- **WORK TO BE COMPLETED**
Could you extract every entry below and reproduce it exactly?
----
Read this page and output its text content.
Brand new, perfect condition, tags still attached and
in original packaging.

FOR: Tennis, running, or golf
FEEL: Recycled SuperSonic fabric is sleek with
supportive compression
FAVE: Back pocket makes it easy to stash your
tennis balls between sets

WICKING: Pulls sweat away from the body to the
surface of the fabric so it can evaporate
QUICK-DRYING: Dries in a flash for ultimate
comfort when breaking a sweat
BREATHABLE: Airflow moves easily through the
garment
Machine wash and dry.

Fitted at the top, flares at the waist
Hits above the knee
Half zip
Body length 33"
----
- **RESPONSE TO THIS TASK**
Read this page and output its text content.
Brand new, perfect condition, tags still attached and
in original packaging.

FOR: Tennis, running, or golf
FEEL: Recycled SuperSonic fabric is sleek with
supportive compression
FAVE: Back pocket makes it easy to stash your
tennis balls between sets

WICKING: Pulls sweat away from the body to the
surface of the fabric so it can evaporate
QUICK-DRYING: Dries in a flash for ultimate
comfort when breaking a sweat
BREATHABLE: Airflow moves easily through the
garment
Machine wash and dry.

Fitted at the top, flares at the waist
Hits above the knee
Half zip
Body length 33"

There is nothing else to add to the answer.